start RECORDS FOR THIS EXERCISE

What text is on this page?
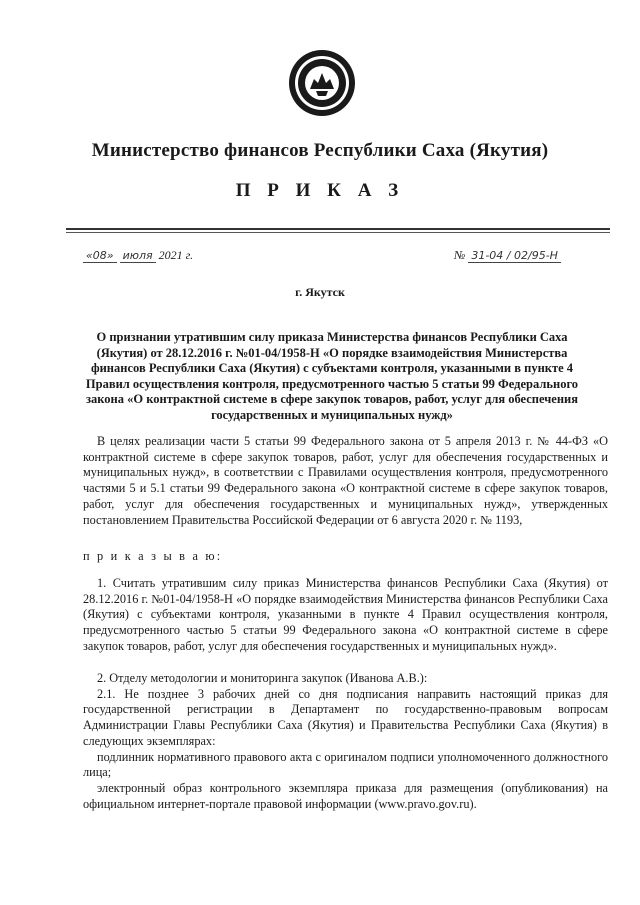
Министерство финансов Республики Саха (Якутия)
П Р И К А З
«08» июля 2021 г.	№ 31-04 / 02/95-Н
г. Якутск
О признании утратившим силу приказа Министерства финансов Республики Саха (Якутия) от 28.12.2016 г. №01-04/1958-Н «О порядке взаимодействия Министерства финансов Республики Саха (Якутия) с субъектами контроля, указанными в пункте 4 Правил осуществления контроля, предусмотренного частью 5 статьи 99 Федерального закона «О контрактной системе в сфере закупок товаров, работ, услуг для обеспечения государственных и муниципальных нужд»

В целях реализации части 5 статьи 99 Федерального закона от 5 апреля 2013 г. № 44-ФЗ «О контрактной системе в сфере закупок товаров, работ, услуг для обеспечения государственных и муниципальных нужд», в соответствии с Правилами осуществления контроля, предусмотренного частями 5 и 5.1 статьи 99 Федерального закона «О контрактной системе в сфере закупок товаров, работ, услуг для обеспечения государственных и муниципальных нужд», утвержденных постановлением Правительства Российской Федерации от 6 августа 2020 г. № 1193,

п р и к а з ы в а ю:

1. Считать утратившим силу приказ Министерства финансов Республики Саха (Якутия) от 28.12.2016 г. №01-04/1958-Н «О порядке взаимодействия Министерства финансов Республики Саха (Якутия) с субъектами контроля, указанными в пункте 4 Правил осуществления контроля, предусмотренного частью 5 статьи 99 Федерального закона «О контрактной системе в сфере закупок товаров, работ, услуг для обеспечения государственных и муниципальных нужд».

2. Отделу методологии и мониторинга закупок (Иванова А.В.):

2.1. Не позднее 3 рабочих дней со дня подписания направить настоящий приказ для государственной регистрации в Департамент по государственно-правовым вопросам Администрации Главы Республики Саха (Якутия) и Правительства Республики Саха (Якутия) в следующих экземплярах:

подлинник нормативного правового акта с оригиналом подписи уполномоченного должностного лица;

электронный образ контрольного экземпляра приказа для размещения (опубликования) на официальном интернет-портале правовой информации (www.pravo.gov.ru).
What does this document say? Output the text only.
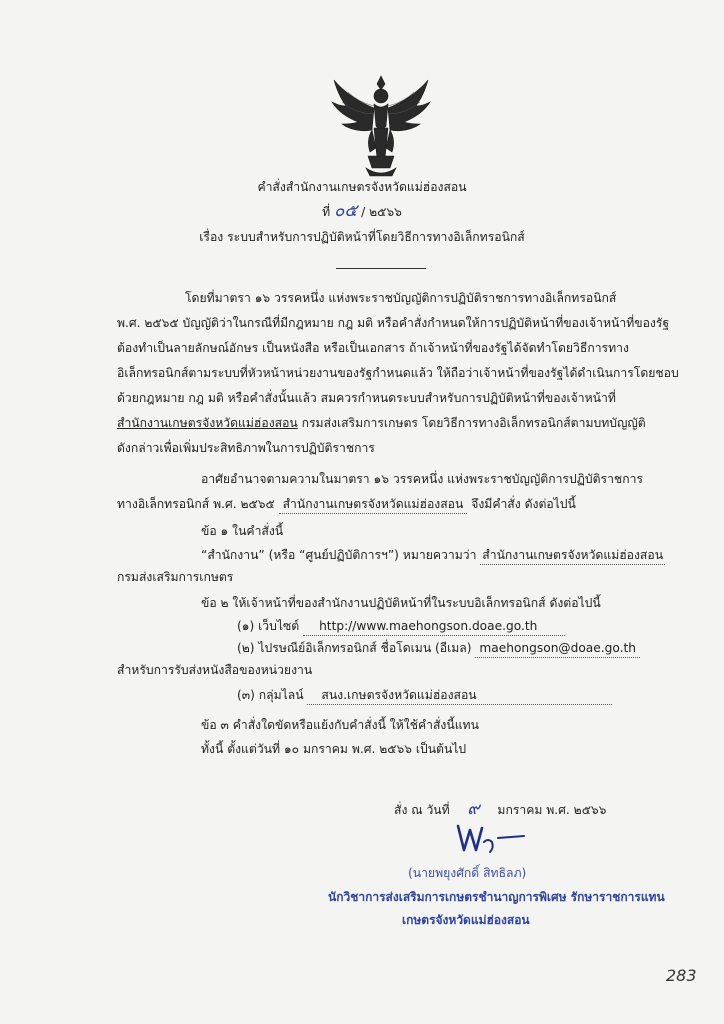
คำสั่งสำนักงานเกษตรจังหวัดแม่ฮ่องสอน
ที่ ๐๕ / ๒๕๖๖
เรื่อง ระบบสำหรับการปฏิบัติหน้าที่โดยวิธีการทางอิเล็กทรอนิกส์
โดยที่มาตรา ๑๖ วรรคหนึ่ง แห่งพระราชบัญญัติการปฏิบัติราชการทางอิเล็กทรอนิกส์
พ.ศ. ๒๕๖๕ บัญญัติว่าในกรณีที่มีกฎหมาย กฎ มติ หรือคำสั่งกำหนดให้การปฏิบัติหน้าที่ของเจ้าหน้าที่ของรัฐ
ต้องทำเป็นลายลักษณ์อักษร เป็นหนังสือ หรือเป็นเอกสาร ถ้าเจ้าหน้าที่ของรัฐได้จัดทำโดยวิธีการทาง
อิเล็กทรอนิกส์ตามระบบที่หัวหน้าหน่วยงานของรัฐกำหนดแล้ว ให้ถือว่าเจ้าหน้าที่ของรัฐได้ดำเนินการโดยชอบ
ด้วยกฎหมาย กฎ มติ หรือคำสั่งนั้นแล้ว สมควรกำหนดระบบสำหรับการปฏิบัติหน้าที่ของเจ้าหน้าที่
สำนักงานเกษตรจังหวัดแม่ฮ่องสอน กรมส่งเสริมการเกษตร โดยวิธีการทางอิเล็กทรอนิกส์ตามบทบัญญัติ
ดังกล่าวเพื่อเพิ่มประสิทธิภาพในการปฏิบัติราชการ
อาศัยอำนาจตามความในมาตรา ๑๖ วรรคหนึ่ง แห่งพระราชบัญญัติการปฏิบัติราชการ
ทางอิเล็กทรอนิกส์ พ.ศ. ๒๕๖๕ สำนักงานเกษตรจังหวัดแม่ฮ่องสอน จึงมีคำสั่ง ดังต่อไปนี้
ข้อ ๑ ในคำสั่งนี้
“สำนักงาน” (หรือ “ศูนย์ปฏิบัติการฯ”) หมายความว่า สำนักงานเกษตรจังหวัดแม่ฮ่องสอน
กรมส่งเสริมการเกษตร
ข้อ ๒ ให้เจ้าหน้าที่ของสำนักงานปฏิบัติหน้าที่ในระบบอิเล็กทรอนิกส์ ดังต่อไปนี้
(๑) เว็บไซต์ http://www.maehongson.doae.go.th
(๒) ไปรษณีย์อิเล็กทรอนิกส์ ชื่อโดเมน (อีเมล) maehongson@doae.go.th
สำหรับการรับส่งหนังสือของหน่วยงาน
(๓) กลุ่มไลน์ สนง.เกษตรจังหวัดแม่ฮ่องสอน
ข้อ ๓ คำสั่งใดขัดหรือแย้งกับคำสั่งนี้ ให้ใช้คำสั่งนี้แทน
ทั้งนี้ ตั้งแต่วันที่ ๑๐ มกราคม พ.ศ. ๒๕๖๖ เป็นต้นไป
สั่ง ณ วันที่ ๙ มกราคม พ.ศ. ๒๕๖๖
(นายพยุงศักดิ์ สิทธิลภ)
นักวิชาการส่งเสริมการเกษตรชำนาญการพิเศษ รักษาราชการแทน
เกษตรจังหวัดแม่ฮ่องสอน
283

end RECORDS FOR THIS EXERCISE

Pick out each line that holds the string "กทรอน".

เรื่อง ระบบสำหรับการปฏิบัติหน้าที่โดยวิธีการทางอิเล็กทรอนิกส์
โดยที่มาตรา ๑๖ วรรคหนึ่ง แห่งพระราชบัญญัติการปฏิบัติราชการทางอิเล็กทรอนิกส์
อิเล็กทรอนิกส์ตามระบบที่หัวหน้าหน่วยงานของรัฐกำหนดแล้ว ให้ถือว่าเจ้าหน้าที่ของรัฐได้ดำเนินการโดยชอบ
สำนักงานเกษตรจังหวัดแม่ฮ่องสอน กรมส่งเสริมการเกษตร โดยวิธีการทางอิเล็กทรอนิกส์ตามบทบัญญัติ
ทางอิเล็กทรอนิกส์ พ.ศ. ๒๕๖๕ สำนักงานเกษตรจังหวัดแม่ฮ่องสอน จึงมีคำสั่ง ดังต่อไปนี้
ข้อ ๒ ให้เจ้าหน้าที่ของสำนักงานปฏิบัติหน้าที่ในระบบอิเล็กทรอนิกส์ ดังต่อไปนี้
(๒) ไปรษณีย์อิเล็กทรอนิกส์ ชื่อโดเมน (อีเมล) maehongson@doae.go.th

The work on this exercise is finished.